◆ The problem: Return only the number of lines holding the word "Aconitum".
- - - - -
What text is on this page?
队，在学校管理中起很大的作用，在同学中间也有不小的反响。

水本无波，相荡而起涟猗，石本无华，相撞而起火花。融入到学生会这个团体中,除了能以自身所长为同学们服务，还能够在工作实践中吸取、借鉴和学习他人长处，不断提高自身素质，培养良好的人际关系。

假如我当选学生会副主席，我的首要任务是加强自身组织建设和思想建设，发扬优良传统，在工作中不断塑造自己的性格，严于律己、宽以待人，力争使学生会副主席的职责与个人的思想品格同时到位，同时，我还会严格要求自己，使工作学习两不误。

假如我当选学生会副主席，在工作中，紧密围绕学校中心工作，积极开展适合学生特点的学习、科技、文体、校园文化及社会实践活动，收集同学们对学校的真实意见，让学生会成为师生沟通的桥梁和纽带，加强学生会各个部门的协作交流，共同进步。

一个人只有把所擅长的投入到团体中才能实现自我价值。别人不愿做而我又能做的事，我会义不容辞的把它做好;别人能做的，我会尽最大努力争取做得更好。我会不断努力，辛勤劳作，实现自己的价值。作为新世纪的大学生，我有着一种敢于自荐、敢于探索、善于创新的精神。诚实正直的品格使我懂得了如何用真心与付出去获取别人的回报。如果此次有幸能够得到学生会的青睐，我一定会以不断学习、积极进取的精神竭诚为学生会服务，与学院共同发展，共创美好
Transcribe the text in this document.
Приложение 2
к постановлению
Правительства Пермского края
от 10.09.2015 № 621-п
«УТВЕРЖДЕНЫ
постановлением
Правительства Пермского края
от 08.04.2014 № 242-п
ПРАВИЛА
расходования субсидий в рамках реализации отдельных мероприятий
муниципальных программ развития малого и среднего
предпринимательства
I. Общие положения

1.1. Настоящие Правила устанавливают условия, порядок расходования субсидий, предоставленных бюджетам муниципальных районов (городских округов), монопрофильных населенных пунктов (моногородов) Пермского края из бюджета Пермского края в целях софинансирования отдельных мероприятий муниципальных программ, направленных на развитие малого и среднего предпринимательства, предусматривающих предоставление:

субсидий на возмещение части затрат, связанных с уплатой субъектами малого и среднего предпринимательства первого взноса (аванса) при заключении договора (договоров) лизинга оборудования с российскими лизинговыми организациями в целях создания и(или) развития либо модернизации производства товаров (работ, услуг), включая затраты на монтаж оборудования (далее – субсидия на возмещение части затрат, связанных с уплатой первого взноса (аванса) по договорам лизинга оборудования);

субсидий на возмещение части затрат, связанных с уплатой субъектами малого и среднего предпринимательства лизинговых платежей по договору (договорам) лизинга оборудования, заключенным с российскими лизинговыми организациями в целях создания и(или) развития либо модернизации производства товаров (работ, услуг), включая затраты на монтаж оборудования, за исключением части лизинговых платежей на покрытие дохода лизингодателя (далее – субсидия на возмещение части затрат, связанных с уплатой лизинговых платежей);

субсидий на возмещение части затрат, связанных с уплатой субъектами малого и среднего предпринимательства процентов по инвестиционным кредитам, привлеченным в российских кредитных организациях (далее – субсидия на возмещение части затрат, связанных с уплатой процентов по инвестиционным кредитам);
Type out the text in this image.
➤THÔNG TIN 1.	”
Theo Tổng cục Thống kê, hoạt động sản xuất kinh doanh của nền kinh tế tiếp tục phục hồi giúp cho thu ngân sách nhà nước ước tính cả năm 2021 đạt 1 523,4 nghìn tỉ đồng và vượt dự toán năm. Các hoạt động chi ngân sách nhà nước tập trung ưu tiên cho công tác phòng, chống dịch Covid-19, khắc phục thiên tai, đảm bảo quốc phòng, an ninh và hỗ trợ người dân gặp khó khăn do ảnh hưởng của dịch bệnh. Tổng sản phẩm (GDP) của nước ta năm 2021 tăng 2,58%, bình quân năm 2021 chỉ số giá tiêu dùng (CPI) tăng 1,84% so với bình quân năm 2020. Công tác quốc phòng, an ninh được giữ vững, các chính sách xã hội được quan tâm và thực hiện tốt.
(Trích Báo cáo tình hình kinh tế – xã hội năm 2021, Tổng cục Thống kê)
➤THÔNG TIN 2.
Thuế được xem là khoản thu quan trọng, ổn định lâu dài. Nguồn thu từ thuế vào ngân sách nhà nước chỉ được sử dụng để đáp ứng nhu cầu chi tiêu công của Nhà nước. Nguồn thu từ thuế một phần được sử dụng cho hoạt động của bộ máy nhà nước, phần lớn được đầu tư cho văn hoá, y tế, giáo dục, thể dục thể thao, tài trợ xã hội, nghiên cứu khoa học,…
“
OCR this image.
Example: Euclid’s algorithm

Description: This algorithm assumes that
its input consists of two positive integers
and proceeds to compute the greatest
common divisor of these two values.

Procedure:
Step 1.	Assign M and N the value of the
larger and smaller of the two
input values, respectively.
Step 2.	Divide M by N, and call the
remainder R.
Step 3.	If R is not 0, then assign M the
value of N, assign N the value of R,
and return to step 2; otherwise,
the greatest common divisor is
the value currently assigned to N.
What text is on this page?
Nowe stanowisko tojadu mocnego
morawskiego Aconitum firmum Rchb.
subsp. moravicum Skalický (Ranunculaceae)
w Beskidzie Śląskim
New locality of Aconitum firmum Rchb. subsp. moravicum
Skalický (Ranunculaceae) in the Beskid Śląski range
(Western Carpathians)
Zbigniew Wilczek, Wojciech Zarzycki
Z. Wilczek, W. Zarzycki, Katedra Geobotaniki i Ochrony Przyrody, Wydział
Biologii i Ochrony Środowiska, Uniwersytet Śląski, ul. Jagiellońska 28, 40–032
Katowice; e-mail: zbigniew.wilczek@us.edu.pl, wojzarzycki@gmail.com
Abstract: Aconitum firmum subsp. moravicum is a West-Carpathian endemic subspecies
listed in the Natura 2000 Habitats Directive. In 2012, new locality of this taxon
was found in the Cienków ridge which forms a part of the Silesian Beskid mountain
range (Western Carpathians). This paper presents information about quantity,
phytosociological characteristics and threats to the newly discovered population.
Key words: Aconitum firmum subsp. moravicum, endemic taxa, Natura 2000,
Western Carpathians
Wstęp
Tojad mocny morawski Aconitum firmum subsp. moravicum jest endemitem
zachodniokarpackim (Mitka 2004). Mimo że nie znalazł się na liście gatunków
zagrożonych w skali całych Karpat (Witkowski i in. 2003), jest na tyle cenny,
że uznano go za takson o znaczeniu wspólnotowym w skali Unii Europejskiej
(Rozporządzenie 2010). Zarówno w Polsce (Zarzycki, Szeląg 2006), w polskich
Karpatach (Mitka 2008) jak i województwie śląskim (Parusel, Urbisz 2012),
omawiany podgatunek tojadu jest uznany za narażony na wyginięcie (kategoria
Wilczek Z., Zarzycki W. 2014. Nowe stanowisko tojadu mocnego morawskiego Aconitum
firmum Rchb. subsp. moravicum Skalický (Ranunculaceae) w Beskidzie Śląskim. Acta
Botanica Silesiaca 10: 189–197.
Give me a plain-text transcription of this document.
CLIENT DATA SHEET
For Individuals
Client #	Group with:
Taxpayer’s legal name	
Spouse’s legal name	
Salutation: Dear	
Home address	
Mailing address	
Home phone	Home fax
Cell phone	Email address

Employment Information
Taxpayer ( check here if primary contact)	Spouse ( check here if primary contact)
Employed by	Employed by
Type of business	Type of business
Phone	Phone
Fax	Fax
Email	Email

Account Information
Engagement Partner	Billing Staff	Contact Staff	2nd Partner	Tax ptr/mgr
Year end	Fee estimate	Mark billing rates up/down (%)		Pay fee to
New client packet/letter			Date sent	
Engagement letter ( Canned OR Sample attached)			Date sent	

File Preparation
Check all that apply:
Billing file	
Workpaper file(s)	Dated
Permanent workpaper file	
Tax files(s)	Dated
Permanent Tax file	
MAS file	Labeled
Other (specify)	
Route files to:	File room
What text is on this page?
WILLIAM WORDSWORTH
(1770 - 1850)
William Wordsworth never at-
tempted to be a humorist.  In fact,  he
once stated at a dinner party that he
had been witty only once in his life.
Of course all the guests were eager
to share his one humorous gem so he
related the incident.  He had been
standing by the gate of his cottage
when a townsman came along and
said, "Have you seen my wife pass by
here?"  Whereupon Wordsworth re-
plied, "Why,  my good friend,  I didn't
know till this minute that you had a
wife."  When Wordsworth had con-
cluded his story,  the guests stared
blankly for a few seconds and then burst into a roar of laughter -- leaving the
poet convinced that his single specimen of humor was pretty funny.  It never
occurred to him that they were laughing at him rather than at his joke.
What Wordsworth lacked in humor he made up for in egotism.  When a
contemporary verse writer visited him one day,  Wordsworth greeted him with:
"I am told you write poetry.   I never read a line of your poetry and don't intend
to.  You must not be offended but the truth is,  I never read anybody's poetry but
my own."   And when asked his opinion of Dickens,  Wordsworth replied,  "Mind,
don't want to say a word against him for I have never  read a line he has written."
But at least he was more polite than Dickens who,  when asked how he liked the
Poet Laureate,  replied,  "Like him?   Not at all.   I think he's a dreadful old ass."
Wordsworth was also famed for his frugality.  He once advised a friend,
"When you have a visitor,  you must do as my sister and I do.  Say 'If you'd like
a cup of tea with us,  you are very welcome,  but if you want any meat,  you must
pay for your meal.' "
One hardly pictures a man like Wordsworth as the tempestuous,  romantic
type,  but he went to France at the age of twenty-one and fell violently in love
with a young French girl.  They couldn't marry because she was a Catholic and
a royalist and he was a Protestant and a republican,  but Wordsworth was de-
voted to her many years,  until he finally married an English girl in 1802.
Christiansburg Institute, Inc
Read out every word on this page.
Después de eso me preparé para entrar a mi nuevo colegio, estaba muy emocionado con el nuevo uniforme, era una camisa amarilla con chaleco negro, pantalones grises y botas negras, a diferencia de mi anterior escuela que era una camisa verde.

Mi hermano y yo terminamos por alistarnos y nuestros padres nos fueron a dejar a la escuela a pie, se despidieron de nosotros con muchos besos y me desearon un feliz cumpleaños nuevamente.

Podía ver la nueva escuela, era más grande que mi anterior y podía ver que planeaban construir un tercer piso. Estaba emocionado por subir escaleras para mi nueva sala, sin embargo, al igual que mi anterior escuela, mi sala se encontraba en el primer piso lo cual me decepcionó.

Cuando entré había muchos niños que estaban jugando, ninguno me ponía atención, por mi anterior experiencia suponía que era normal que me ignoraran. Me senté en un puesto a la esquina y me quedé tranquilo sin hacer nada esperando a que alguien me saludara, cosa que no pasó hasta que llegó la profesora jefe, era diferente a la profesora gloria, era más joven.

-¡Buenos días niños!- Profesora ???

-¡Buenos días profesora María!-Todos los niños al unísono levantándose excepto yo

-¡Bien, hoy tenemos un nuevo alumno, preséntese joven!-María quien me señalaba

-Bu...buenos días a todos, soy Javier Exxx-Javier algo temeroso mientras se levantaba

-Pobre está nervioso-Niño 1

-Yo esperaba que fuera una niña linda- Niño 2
- - - - -
◆ Answer for this exercise: 6